Rows from a figure dataset
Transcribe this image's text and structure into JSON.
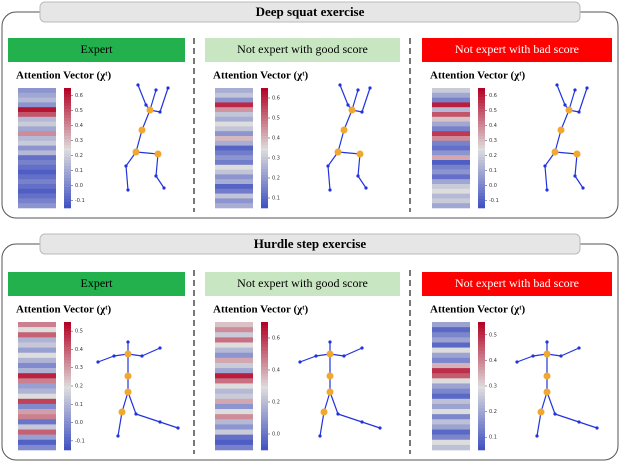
{
  "sections": [
    {
      "title": "Deep squat exercise",
      "panels": [
        {
          "label": "Expert",
          "heading": "Attention Vector (χᵗ)",
          "clim": [
            -0.15,
            0.65
          ],
          "cticks": [
            0.6,
            0.5,
            0.4,
            0.3,
            0.2,
            0.1,
            {
              "value": 0,
              "label": "0.0"
            },
            -0.1
          ],
          "values": [
            0.05,
            0.1,
            0.15,
            0.05,
            0.62,
            0.5,
            0.15,
            0.2,
            0.1,
            0.4,
            0.15,
            0.2,
            0.05,
            0.15,
            -0.05,
            0.0,
            -0.05,
            -0.1,
            -0.05,
            0.0,
            -0.05,
            -0.1,
            -0.05,
            0.0,
            0.05
          ]
        },
        {
          "label": "Not expert with  good score",
          "heading": "Attention Vector (χᵗ)",
          "clim": [
            0.05,
            0.65
          ],
          "cticks": [
            0.6,
            0.5,
            0.4,
            0.3,
            0.2,
            0.1
          ],
          "values": [
            0.25,
            0.3,
            0.2,
            0.6,
            0.45,
            0.3,
            0.25,
            0.35,
            0.3,
            0.2,
            0.4,
            0.25,
            0.1,
            0.15,
            0.2,
            0.15,
            0.35,
            0.3,
            0.2,
            0.25,
            0.1,
            0.15,
            0.3,
            0.2,
            0.25
          ]
        },
        {
          "label": "Not expert with bad score",
          "heading": "Attention Vector (χᵗ)",
          "clim": [
            -0.15,
            0.65
          ],
          "cticks": [
            0.6,
            0.5,
            0.4,
            0.3,
            0.2,
            0.1,
            {
              "value": 0,
              "label": "0.0"
            },
            -0.1
          ],
          "values": [
            0.2,
            0.1,
            0.0,
            0.6,
            0.15,
            0.5,
            0.3,
            0.1,
            0.0,
            0.55,
            0.4,
            0.0,
            -0.05,
            0.05,
            0.35,
            -0.1,
            0.0,
            0.05,
            -0.05,
            0.1,
            0.2,
            0.25,
            0.15,
            0.2,
            0.1
          ]
        }
      ]
    },
    {
      "title": "Hurdle step exercise",
      "panels": [
        {
          "label": "Expert",
          "heading": "Attention Vector (χᵗ)",
          "clim": [
            -0.15,
            0.55
          ],
          "cticks": [
            0.5,
            0.4,
            0.3,
            0.2,
            0.1,
            {
              "value": 0,
              "label": "0.0"
            },
            -0.1
          ],
          "values": [
            0.35,
            0.2,
            0.4,
            0.1,
            0.15,
            0.05,
            0.2,
            0.1,
            0.0,
            0.1,
            0.5,
            0.35,
            0.05,
            0.1,
            0.2,
            0.45,
            0.0,
            0.3,
            0.35,
            -0.05,
            0.15,
            0.4,
            0.05,
            -0.1,
            0.0
          ]
        },
        {
          "label": "Not expert with good score",
          "heading": "Attention Vector (χᵗ)",
          "clim": [
            -0.1,
            0.7
          ],
          "cticks": [
            0.6,
            0.4,
            0.2,
            {
              "value": 0,
              "label": "0.0"
            }
          ],
          "values": [
            0.35,
            0.45,
            0.25,
            0.5,
            0.3,
            0.2,
            0.1,
            0.4,
            0.25,
            0.15,
            0.65,
            0.5,
            0.3,
            0.2,
            0.25,
            0.4,
            0.1,
            0.3,
            0.45,
            0.2,
            0.1,
            0.25,
            0.0,
            -0.05,
            0.05
          ]
        },
        {
          "label": "Not expert with bad score",
          "heading": "Attention Vector (χᵗ)",
          "clim": [
            0.05,
            0.55
          ],
          "cticks": [
            0.5,
            0.4,
            0.3,
            0.2,
            0.1
          ],
          "values": [
            0.2,
            0.1,
            0.15,
            0.2,
            0.1,
            0.3,
            0.2,
            0.15,
            0.35,
            0.5,
            0.45,
            0.3,
            0.2,
            0.15,
            0.1,
            0.25,
            0.2,
            0.3,
            0.15,
            0.25,
            0.2,
            0.1,
            0.15,
            0.3,
            0.25
          ]
        }
      ]
    }
  ]
}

» **Exercise**
Make an exact copy of the data above, pictures excluded.

» **Result for this exercise**
Transcribe this image's text and structure into JSON.
{
  "sections": [
    {
      "title": "Deep squat exercise",
      "panels": [
        {
          "label": "Expert",
          "heading": "Attention Vector (χᵗ)",
          "clim": [
            -0.15,
            0.65
          ],
          "cticks": [
            0.6,
            0.5,
            0.4,
            0.3,
            0.2,
            0.1,
            {
              "value": 0,
              "label": "0.0"
            },
            -0.1
          ],
          "values": [
            0.05,
            0.1,
            0.15,
            0.05,
            0.62,
            0.5,
            0.15,
            0.2,
            0.1,
            0.4,
            0.15,
            0.2,
            0.05,
            0.15,
            -0.05,
            0.0,
            -0.05,
            -0.1,
            -0.05,
            0.0,
            -0.05,
            -0.1,
            -0.05,
            0.0,
            0.05
          ]
        },
        {
          "label": "Not expert with  good score",
          "heading": "Attention Vector (χᵗ)",
          "clim": [
            0.05,
            0.65
          ],
          "cticks": [
            0.6,
            0.5,
            0.4,
            0.3,
            0.2,
            0.1
          ],
          "values": [
            0.25,
            0.3,
            0.2,
            0.6,
            0.45,
            0.3,
            0.25,
            0.35,
            0.3,
            0.2,
            0.4,
            0.25,
            0.1,
            0.15,
            0.2,
            0.15,
            0.35,
            0.3,
            0.2,
            0.25,
            0.1,
            0.15,
            0.3,
            0.2,
            0.25
          ]
        },
        {
          "label": "Not expert with bad score",
          "heading": "Attention Vector (χᵗ)",
          "clim": [
            -0.15,
            0.65
          ],
          "cticks": [
            0.6,
            0.5,
            0.4,
            0.3,
            0.2,
            0.1,
            {
              "value": 0,
              "label": "0.0"
            },
            -0.1
          ],
          "values": [
            0.2,
            0.1,
            0.0,
            0.6,
            0.15,
            0.5,
            0.3,
            0.1,
            0.0,
            0.55,
            0.4,
            0.0,
            -0.05,
            0.05,
            0.35,
            -0.1,
            0.0,
            0.05,
            -0.05,
            0.1,
            0.2,
            0.25,
            0.15,
            0.2,
            0.1
          ]
        }
      ]
    },
    {
      "title": "Hurdle step exercise",
      "panels": [
        {
          "label": "Expert",
          "heading": "Attention Vector (χᵗ)",
          "clim": [
            -0.15,
            0.55
          ],
          "cticks": [
            0.5,
            0.4,
            0.3,
            0.2,
            0.1,
            {
              "value": 0,
              "label": "0.0"
            },
            -0.1
          ],
          "values": [
            0.35,
            0.2,
            0.4,
            0.1,
            0.15,
            0.05,
            0.2,
            0.1,
            0.0,
            0.1,
            0.5,
            0.35,
            0.05,
            0.1,
            0.2,
            0.45,
            0.0,
            0.3,
            0.35,
            -0.05,
            0.15,
            0.4,
            0.05,
            -0.1,
            0.0
          ]
        },
        {
          "label": "Not expert with good score",
          "heading": "Attention Vector (χᵗ)",
          "clim": [
            -0.1,
            0.7
          ],
          "cticks": [
            0.6,
            0.4,
            0.2,
            {
              "value": 0,
              "label": "0.0"
            }
          ],
          "values": [
            0.35,
            0.45,
            0.25,
            0.5,
            0.3,
            0.2,
            0.1,
            0.4,
            0.25,
            0.15,
            0.65,
            0.5,
            0.3,
            0.2,
            0.25,
            0.4,
            0.1,
            0.3,
            0.45,
            0.2,
            0.1,
            0.25,
            0.0,
            -0.05,
            0.05
          ]
        },
        {
          "label": "Not expert with bad score",
          "heading": "Attention Vector (χᵗ)",
          "clim": [
            0.05,
            0.55
          ],
          "cticks": [
            0.5,
            0.4,
            0.3,
            0.2,
            0.1
          ],
          "values": [
            0.2,
            0.1,
            0.15,
            0.2,
            0.1,
            0.3,
            0.2,
            0.15,
            0.35,
            0.5,
            0.45,
            0.3,
            0.2,
            0.15,
            0.1,
            0.25,
            0.2,
            0.3,
            0.15,
            0.25,
            0.2,
            0.1,
            0.15,
            0.3,
            0.25
          ]
        }
      ]
    }
  ]
}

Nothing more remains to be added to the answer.